• **What needs to be done**
Please give the data below again in full, exactly as it stands.

— Start —

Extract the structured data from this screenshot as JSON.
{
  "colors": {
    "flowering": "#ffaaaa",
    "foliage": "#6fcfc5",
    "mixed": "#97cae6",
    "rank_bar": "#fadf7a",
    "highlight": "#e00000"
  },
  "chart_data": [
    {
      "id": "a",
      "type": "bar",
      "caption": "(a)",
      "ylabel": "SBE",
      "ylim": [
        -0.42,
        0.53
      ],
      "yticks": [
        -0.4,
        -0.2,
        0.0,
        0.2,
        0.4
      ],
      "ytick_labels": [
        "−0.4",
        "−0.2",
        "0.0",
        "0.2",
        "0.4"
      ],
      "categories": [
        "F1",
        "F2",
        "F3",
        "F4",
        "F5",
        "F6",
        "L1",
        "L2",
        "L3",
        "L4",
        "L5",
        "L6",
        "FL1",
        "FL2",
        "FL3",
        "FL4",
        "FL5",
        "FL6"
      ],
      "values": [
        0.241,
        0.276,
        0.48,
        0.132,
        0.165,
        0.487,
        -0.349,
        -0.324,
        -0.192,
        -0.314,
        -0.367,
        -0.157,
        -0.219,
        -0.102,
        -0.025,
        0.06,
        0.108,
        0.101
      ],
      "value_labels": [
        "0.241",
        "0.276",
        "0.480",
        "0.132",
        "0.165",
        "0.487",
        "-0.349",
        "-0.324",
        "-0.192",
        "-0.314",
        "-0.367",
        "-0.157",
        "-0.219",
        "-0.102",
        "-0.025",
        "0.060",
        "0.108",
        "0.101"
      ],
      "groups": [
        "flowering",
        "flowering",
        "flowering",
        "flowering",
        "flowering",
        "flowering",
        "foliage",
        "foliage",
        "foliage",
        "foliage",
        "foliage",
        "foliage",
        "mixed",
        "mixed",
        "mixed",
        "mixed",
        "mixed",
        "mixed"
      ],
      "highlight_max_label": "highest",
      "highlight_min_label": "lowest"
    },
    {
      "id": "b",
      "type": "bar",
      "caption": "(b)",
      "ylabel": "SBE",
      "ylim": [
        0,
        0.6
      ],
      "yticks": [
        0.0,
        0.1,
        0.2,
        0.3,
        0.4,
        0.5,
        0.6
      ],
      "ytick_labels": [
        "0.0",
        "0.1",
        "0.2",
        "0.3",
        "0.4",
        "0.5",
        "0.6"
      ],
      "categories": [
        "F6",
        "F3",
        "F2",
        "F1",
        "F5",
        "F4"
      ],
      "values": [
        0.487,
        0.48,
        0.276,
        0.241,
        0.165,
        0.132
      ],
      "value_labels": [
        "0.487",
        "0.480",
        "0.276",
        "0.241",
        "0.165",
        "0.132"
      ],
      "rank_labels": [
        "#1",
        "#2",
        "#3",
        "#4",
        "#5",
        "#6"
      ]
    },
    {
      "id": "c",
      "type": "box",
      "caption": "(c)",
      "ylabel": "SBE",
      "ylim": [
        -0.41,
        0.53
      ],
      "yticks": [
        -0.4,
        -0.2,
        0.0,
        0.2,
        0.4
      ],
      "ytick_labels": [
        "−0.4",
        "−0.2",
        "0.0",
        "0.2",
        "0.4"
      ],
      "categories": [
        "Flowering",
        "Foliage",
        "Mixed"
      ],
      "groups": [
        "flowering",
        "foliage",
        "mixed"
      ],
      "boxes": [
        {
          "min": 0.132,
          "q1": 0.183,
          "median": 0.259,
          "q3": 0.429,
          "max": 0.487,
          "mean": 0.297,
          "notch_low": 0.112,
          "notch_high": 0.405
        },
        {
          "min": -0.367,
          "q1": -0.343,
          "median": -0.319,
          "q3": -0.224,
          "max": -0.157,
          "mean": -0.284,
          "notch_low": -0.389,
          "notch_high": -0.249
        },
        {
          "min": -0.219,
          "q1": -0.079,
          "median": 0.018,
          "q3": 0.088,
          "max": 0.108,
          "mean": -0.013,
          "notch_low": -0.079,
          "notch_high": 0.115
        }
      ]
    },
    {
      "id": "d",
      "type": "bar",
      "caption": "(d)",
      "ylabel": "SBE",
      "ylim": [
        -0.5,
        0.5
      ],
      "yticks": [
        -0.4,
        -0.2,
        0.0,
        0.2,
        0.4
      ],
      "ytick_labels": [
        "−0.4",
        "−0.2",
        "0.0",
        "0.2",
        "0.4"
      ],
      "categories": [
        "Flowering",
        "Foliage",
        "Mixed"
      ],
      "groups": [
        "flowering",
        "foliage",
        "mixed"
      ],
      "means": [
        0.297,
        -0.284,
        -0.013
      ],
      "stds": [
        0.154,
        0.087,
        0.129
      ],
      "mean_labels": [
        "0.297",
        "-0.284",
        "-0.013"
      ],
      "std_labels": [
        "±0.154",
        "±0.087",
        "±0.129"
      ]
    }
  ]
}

— End —

• **The response**
Extract the structured data from this screenshot as JSON.
{
  "colors": {
    "flowering": "#ffaaaa",
    "foliage": "#6fcfc5",
    "mixed": "#97cae6",
    "rank_bar": "#fadf7a",
    "highlight": "#e00000"
  },
  "chart_data": [
    {
      "id": "a",
      "type": "bar",
      "caption": "(a)",
      "ylabel": "SBE",
      "ylim": [
        -0.42,
        0.53
      ],
      "yticks": [
        -0.4,
        -0.2,
        0.0,
        0.2,
        0.4
      ],
      "ytick_labels": [
        "−0.4",
        "−0.2",
        "0.0",
        "0.2",
        "0.4"
      ],
      "categories": [
        "F1",
        "F2",
        "F3",
        "F4",
        "F5",
        "F6",
        "L1",
        "L2",
        "L3",
        "L4",
        "L5",
        "L6",
        "FL1",
        "FL2",
        "FL3",
        "FL4",
        "FL5",
        "FL6"
      ],
      "values": [
        0.241,
        0.276,
        0.48,
        0.132,
        0.165,
        0.487,
        -0.349,
        -0.324,
        -0.192,
        -0.314,
        -0.367,
        -0.157,
        -0.219,
        -0.102,
        -0.025,
        0.06,
        0.108,
        0.101
      ],
      "value_labels": [
        "0.241",
        "0.276",
        "0.480",
        "0.132",
        "0.165",
        "0.487",
        "-0.349",
        "-0.324",
        "-0.192",
        "-0.314",
        "-0.367",
        "-0.157",
        "-0.219",
        "-0.102",
        "-0.025",
        "0.060",
        "0.108",
        "0.101"
      ],
      "groups": [
        "flowering",
        "flowering",
        "flowering",
        "flowering",
        "flowering",
        "flowering",
        "foliage",
        "foliage",
        "foliage",
        "foliage",
        "foliage",
        "foliage",
        "mixed",
        "mixed",
        "mixed",
        "mixed",
        "mixed",
        "mixed"
      ],
      "highlight_max_label": "highest",
      "highlight_min_label": "lowest"
    },
    {
      "id": "b",
      "type": "bar",
      "caption": "(b)",
      "ylabel": "SBE",
      "ylim": [
        0,
        0.6
      ],
      "yticks": [
        0.0,
        0.1,
        0.2,
        0.3,
        0.4,
        0.5,
        0.6
      ],
      "ytick_labels": [
        "0.0",
        "0.1",
        "0.2",
        "0.3",
        "0.4",
        "0.5",
        "0.6"
      ],
      "categories": [
        "F6",
        "F3",
        "F2",
        "F1",
        "F5",
        "F4"
      ],
      "values": [
        0.487,
        0.48,
        0.276,
        0.241,
        0.165,
        0.132
      ],
      "value_labels": [
        "0.487",
        "0.480",
        "0.276",
        "0.241",
        "0.165",
        "0.132"
      ],
      "rank_labels": [
        "#1",
        "#2",
        "#3",
        "#4",
        "#5",
        "#6"
      ]
    },
    {
      "id": "c",
      "type": "box",
      "caption": "(c)",
      "ylabel": "SBE",
      "ylim": [
        -0.41,
        0.53
      ],
      "yticks": [
        -0.4,
        -0.2,
        0.0,
        0.2,
        0.4
      ],
      "ytick_labels": [
        "−0.4",
        "−0.2",
        "0.0",
        "0.2",
        "0.4"
      ],
      "categories": [
        "Flowering",
        "Foliage",
        "Mixed"
      ],
      "groups": [
        "flowering",
        "foliage",
        "mixed"
      ],
      "boxes": [
        {
          "min": 0.132,
          "q1": 0.183,
          "median": 0.259,
          "q3": 0.429,
          "max": 0.487,
          "mean": 0.297,
          "notch_low": 0.112,
          "notch_high": 0.405
        },
        {
          "min": -0.367,
          "q1": -0.343,
          "median": -0.319,
          "q3": -0.224,
          "max": -0.157,
          "mean": -0.284,
          "notch_low": -0.389,
          "notch_high": -0.249
        },
        {
          "min": -0.219,
          "q1": -0.079,
          "median": 0.018,
          "q3": 0.088,
          "max": 0.108,
          "mean": -0.013,
          "notch_low": -0.079,
          "notch_high": 0.115
        }
      ]
    },
    {
      "id": "d",
      "type": "bar",
      "caption": "(d)",
      "ylabel": "SBE",
      "ylim": [
        -0.5,
        0.5
      ],
      "yticks": [
        -0.4,
        -0.2,
        0.0,
        0.2,
        0.4
      ],
      "ytick_labels": [
        "−0.4",
        "−0.2",
        "0.0",
        "0.2",
        "0.4"
      ],
      "categories": [
        "Flowering",
        "Foliage",
        "Mixed"
      ],
      "groups": [
        "flowering",
        "foliage",
        "mixed"
      ],
      "means": [
        0.297,
        -0.284,
        -0.013
      ],
      "stds": [
        0.154,
        0.087,
        0.129
      ],
      "mean_labels": [
        "0.297",
        "-0.284",
        "-0.013"
      ],
      "std_labels": [
        "±0.154",
        "±0.087",
        "±0.129"
      ]
    }
  ]
}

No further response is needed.